Questions »
1 - Decide whether each statement below agrees with the BIRC2 article. Answer yes or no for each, and quote the words of the article that settle it. (a) BIRC2 overexpression occurs in about 40% of breast cancers. (b) The research was carried out only in human cells. (c) It is known how often BIRC2 is overexpressed in melanomas.
2 - Write the next few sentences of the BIRC2 article, beginning after its final sentence.

Excerpt to read »
Effective cancer immunotherapy further linked to regulating a cell
'suicide' gene

Date:
September 2, 2020
Source:
Johns Hopkins Medicine
Summary:
Researchers have added to evidence that a gene responsible for
turning off a cell's natural 'suicide' signals may also be the
culprit in making breast cancer and melanoma cells resistant to
therapies that use the immune system to fight cancer.



FULL STORY ========================================================================== Johns Hopkins Medicine researchers have added to evidence that a gene responsible for turning off a cell's natural "suicide" signals may also
be the culprit in making breast cancer and melanoma cells resistant
to therapies that use the immune system to fight cancer. A summary of
the research, conducted with mice and human cells, appeared Aug. 25 in
Cell Reports.


==========================================================================
When the gene, called BIRC2, is sent into overdrive, it makes too much,
or an "overexpression," of protein levels. This occurs in about 40% of
breast cancers, particularly the more lethal type called triple negative,
and it is not known how often the gene is overexpressed in melanomas.

If further studies affirm and refine the new findings, the researchers
say, BIRC2 overexpression could be a key marker for immunotherapy
resistance, further advancing precision medicine efforts in this area
of cancer treatment.

A marker of this kind could alert clinicians to the potential need
for using drugs that block the gene's activity in combination with immunotherapy drugs to form a potent cocktail to kill cancer in
some treatment-resistant patients."Cancer cells use many pathways to
evade the immune system, so our goal is to find additional drugs in
our toolbox to complement the immunotherapy drugs currently in use,"
says Gregg Semenza, M.D., Ph.D., the C. Michael Armstrong Professor of
Genetic Medicine, Pediatrics, Oncology, Medicine, Radiation Oncology and Biological Chemistry at the Johns Hopkins University School of Medicine,
and director of the Vascular Program at the Johns Hopkins Institute for
Cell Engineering.

Semenza shared the 2019 Nobel Prize in Physiology or Medicine for the
discovery of the gene that guides how cells adapt to low oxygen levels,
a condition called hypoxia.

Dataset entries »

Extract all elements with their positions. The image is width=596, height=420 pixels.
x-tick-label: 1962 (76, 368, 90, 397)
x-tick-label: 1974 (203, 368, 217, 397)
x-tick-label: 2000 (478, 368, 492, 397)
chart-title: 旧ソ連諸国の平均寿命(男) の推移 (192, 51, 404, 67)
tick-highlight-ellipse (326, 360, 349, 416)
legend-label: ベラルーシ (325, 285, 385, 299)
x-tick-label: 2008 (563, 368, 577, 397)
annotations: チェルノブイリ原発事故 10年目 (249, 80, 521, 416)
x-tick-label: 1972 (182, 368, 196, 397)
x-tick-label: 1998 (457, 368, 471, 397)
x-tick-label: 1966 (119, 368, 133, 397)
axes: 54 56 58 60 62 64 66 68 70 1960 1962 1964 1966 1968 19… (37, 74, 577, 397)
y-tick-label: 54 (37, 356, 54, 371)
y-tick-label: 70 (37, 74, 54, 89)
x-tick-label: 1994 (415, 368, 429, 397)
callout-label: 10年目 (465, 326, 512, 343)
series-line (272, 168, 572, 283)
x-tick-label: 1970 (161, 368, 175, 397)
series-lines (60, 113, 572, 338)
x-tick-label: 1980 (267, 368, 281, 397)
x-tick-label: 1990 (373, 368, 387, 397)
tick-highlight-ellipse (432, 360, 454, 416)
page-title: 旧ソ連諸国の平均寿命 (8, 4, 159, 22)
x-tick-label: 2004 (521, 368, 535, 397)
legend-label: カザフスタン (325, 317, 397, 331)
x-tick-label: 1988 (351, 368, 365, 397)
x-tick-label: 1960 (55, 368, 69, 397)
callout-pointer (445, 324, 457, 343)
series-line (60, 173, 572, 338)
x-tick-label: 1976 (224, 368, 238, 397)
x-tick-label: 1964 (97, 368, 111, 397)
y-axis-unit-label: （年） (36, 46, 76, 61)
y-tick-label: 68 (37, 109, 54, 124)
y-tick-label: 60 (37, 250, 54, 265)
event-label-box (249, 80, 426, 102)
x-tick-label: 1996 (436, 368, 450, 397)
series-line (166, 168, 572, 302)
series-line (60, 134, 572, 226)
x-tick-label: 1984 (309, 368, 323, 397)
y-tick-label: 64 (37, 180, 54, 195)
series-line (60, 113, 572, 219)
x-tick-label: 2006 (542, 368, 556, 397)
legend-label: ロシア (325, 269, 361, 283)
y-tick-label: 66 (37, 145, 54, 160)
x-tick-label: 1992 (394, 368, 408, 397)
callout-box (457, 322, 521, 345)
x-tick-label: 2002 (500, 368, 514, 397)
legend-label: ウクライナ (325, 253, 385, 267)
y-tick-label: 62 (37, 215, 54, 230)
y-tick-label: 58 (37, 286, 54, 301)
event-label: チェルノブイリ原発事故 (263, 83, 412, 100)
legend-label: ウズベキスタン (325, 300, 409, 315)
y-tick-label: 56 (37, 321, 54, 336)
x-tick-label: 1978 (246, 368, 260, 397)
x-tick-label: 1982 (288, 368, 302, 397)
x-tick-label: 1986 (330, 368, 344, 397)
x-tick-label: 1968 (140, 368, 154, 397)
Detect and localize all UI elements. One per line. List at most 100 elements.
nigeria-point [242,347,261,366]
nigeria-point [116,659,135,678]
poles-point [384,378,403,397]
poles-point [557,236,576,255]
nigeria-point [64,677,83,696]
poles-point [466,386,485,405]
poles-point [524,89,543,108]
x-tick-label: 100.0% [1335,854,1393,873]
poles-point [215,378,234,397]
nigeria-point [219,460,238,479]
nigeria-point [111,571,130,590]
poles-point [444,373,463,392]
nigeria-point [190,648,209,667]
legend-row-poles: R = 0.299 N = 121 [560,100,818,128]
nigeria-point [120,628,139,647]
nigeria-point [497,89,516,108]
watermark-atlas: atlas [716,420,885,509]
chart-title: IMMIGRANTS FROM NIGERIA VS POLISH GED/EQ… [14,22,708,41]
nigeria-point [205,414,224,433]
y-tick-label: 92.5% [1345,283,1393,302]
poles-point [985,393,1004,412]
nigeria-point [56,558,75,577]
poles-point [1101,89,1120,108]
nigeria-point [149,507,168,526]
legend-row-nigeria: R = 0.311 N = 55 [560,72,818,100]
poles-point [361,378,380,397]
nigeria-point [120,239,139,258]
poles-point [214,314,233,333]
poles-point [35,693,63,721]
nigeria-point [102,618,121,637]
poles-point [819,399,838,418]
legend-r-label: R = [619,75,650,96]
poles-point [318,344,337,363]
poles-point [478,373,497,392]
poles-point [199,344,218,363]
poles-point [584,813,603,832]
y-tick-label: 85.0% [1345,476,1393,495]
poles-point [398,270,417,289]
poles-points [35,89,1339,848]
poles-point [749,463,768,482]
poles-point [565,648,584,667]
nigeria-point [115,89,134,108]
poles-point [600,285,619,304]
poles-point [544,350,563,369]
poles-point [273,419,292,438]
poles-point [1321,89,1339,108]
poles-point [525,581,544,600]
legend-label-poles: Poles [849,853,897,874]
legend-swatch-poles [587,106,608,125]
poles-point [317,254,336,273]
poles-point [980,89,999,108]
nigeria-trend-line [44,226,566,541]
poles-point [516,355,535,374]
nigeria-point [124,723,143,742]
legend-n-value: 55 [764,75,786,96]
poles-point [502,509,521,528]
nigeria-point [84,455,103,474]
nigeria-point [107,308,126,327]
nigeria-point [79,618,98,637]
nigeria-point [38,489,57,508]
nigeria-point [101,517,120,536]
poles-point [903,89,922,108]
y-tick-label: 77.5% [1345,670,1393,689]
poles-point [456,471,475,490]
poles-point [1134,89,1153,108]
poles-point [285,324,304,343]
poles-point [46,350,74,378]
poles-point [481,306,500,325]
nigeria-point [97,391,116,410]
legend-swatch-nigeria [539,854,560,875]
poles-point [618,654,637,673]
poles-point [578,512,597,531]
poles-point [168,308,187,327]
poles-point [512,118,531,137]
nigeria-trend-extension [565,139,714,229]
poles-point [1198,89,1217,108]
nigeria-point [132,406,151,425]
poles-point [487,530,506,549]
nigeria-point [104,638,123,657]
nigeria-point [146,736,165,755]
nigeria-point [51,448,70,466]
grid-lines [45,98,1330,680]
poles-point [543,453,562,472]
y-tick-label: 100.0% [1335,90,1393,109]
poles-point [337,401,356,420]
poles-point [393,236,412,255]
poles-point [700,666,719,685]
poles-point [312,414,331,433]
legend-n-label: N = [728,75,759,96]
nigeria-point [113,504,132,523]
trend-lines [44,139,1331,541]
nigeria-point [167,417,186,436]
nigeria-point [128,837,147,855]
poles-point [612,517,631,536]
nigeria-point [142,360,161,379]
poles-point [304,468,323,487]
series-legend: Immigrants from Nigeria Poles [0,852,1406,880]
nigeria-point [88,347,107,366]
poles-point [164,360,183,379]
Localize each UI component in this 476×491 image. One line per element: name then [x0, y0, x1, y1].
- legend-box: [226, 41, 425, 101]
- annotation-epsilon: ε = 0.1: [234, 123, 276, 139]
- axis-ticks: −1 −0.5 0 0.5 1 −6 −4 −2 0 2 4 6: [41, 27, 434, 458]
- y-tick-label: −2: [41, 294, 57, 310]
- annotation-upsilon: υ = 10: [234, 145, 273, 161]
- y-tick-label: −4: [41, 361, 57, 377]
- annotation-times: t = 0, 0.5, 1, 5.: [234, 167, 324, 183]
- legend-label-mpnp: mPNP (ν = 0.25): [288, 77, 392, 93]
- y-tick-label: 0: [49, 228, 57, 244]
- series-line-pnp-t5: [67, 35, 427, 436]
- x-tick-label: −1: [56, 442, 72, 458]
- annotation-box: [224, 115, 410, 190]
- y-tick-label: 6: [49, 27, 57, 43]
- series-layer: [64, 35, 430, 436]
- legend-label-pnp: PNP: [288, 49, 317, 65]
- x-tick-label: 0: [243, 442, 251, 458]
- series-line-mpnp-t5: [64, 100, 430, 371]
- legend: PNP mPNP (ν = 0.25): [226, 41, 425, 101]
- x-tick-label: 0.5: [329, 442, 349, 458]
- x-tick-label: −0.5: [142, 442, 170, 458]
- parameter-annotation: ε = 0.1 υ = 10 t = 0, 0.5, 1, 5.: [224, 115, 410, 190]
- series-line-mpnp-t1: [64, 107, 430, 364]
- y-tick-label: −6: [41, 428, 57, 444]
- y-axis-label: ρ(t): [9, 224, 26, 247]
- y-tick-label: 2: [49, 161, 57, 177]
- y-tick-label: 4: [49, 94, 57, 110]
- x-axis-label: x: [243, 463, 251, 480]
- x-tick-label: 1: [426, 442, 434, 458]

Answers to the exercise »
1 -
(a) Yes: "This occurs in about 40% of breast cancers"
(b) No: "conducted with mice and human cells"
(c) No: "it is not known how often the gene is overexpressed in melanomas"

2 -
In 2018, Semenza's team showed that hypoxia essentially molds cancer
cells into survival machines. Hypoxia prompts cancer cells to turn on
three genes to help them evade the immune system by inactivating either
the identification system or the "eat me" signal on immune cells. A cell surface protein called CD47 is the only "don't eat me" signal that blocks killing of cancer cells by immune cells called macrophages. Other cell
surface proteins, PDL1 and CD73, block killing of cancer cells by immune
cells called T lymphocytes.

These super-survivor cancer cells could explain, in part, Semenza says,
why only 20% to 30% of cancer patients respond to drugs that boost the
immune system's ability to target cancer cells.



==========================================================================
For the current study, building on his basic science discoveries, Semenza
and his team sorted through 325 human genes identified by researchers
at the Dana Farber Cancer Institute in Boston whose protein products
were overexpressed in melanoma cells and linked to processes that help
cancer cells evade the immune system.

Semenza's team found that 38 of the genes are influenced by the
transcription factor HIF-1, which regulates how cells adapt to hypoxia;
among the 38 was BIRC2 (baculoviral IAP repeat-containing 2), already
known to prevent cell "suicide," or apoptosis, in essence a form of
programmed cell death that is a brake on the kind of unchecked cell
growth characteristic of cancer.

BIRC2 also blocks cells from secreting proteins that attract immune cells,
such as T-cells and natural killer cells.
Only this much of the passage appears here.